• **Given task**
Gather up every line that includes the string "QUOTIENT".

• **Working data**
• • •

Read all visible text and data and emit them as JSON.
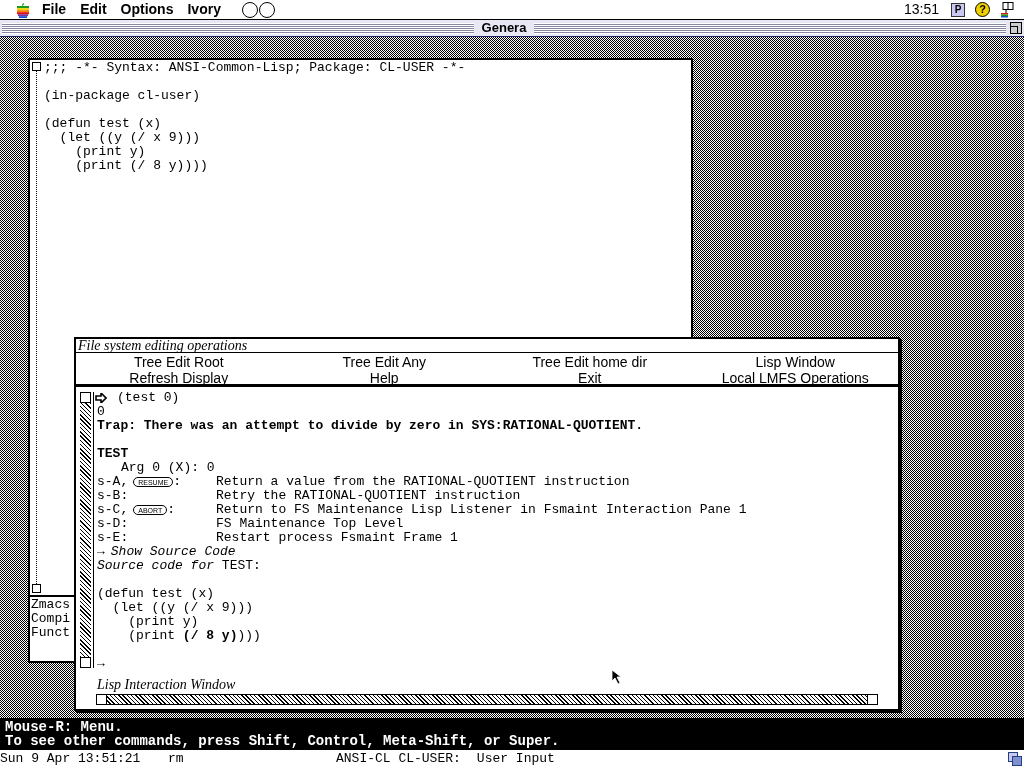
{
  "menu_bar": {
    "menus": [
      "File",
      "Edit",
      "Options",
      "Ivory"
    ],
    "clock": "13:51",
    "app_menu": "P",
    "help": "?"
  },
  "window": {
    "title": "Genera"
  },
  "editor": {
    "lines": [
      {
        "kind": "code",
        "text": ";;; -*- Syntax: ANSI-Common-Lisp; Package: CL-USER -*-"
      },
      {
        "kind": "blank"
      },
      {
        "kind": "code",
        "text": "(in-package cl-user)"
      },
      {
        "kind": "blank"
      },
      {
        "kind": "code",
        "text": "(defun test (x)"
      },
      {
        "kind": "code",
        "text": "  (let ((y (/ x 9)))"
      },
      {
        "kind": "code",
        "text": "    (print y)"
      },
      {
        "kind": "code",
        "text": "    (print (/ 8 y))))"
      }
    ],
    "mode_line": [
      "Zmacs",
      "Compi",
      "Funct"
    ]
  },
  "frame": {
    "menu_title": "File system editing operations",
    "commands": [
      "Tree Edit Root",
      "Tree Edit Any",
      "Tree Edit home dir",
      "Lisp Window",
      "Refresh Display",
      "Help",
      "Exit",
      "Local LMFS Operations"
    ],
    "lines": [
      {
        "kind": "command",
        "text": "(test 0)"
      },
      {
        "kind": "plain",
        "text": "0"
      },
      {
        "kind": "bold",
        "text": "Trap: There was an attempt to divide by zero in SYS:RATIONAL-QUOTIENT."
      },
      {
        "kind": "blank"
      },
      {
        "kind": "bold",
        "text": "TEST"
      },
      {
        "kind": "arg",
        "text": "Arg 0 (X): 0"
      },
      {
        "kind": "restart",
        "key": "s-A,",
        "badge": "RESUME",
        "suffix": ":",
        "text": "Return a value from the RATIONAL-QUOTIENT instruction"
      },
      {
        "kind": "restart",
        "key": "s-B:",
        "text": "Retry the RATIONAL-QUOTIENT instruction"
      },
      {
        "kind": "restart",
        "key": "s-C,",
        "badge": "ABORT",
        "suffix": ":",
        "text": "Return to FS Maintenance Lisp Listener in Fsmaint Interaction Pane 1"
      },
      {
        "kind": "restart",
        "key": "s-D:",
        "text": "FS Maintenance Top Level"
      },
      {
        "kind": "restart",
        "key": "s-E:",
        "text": "Restart process Fsmaint Frame 1"
      },
      {
        "kind": "link",
        "arrow": "→",
        "text": "Show Source Code"
      },
      {
        "kind": "plain",
        "text": "*Source code for* TEST:"
      },
      {
        "kind": "blank"
      },
      {
        "kind": "plain",
        "text": "(defun test (x)"
      },
      {
        "kind": "plain",
        "text": "  (let ((y (/ x 9)))"
      },
      {
        "kind": "plain",
        "text": "    (print y)"
      },
      {
        "kind": "plain",
        "text": "    (print **(/ 8 y)**)))"
      },
      {
        "kind": "blank"
      },
      {
        "kind": "prompt",
        "text": "→"
      }
    ],
    "pane_label": "Lisp Interaction Window"
  },
  "mouse_doc": [
    "Mouse-R: Menu.",
    "To see other commands, press Shift, Control, Meta-Shift, or Super."
  ],
  "status_bar": {
    "date": "Sun 9 Apr 13:51:21",
    "user": "rm",
    "package": "ANSI-CL CL-USER:",
    "state": "User Input"
  }
}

• • •

• **Response**
        "text": "Trap: There was an attempt to divide by zero in SYS:RATIONAL-QUOTIENT."
        "text": "Return a value from the RATIONAL-QUOTIENT instruction"
        "text": "Retry the RATIONAL-QUOTIENT instruction"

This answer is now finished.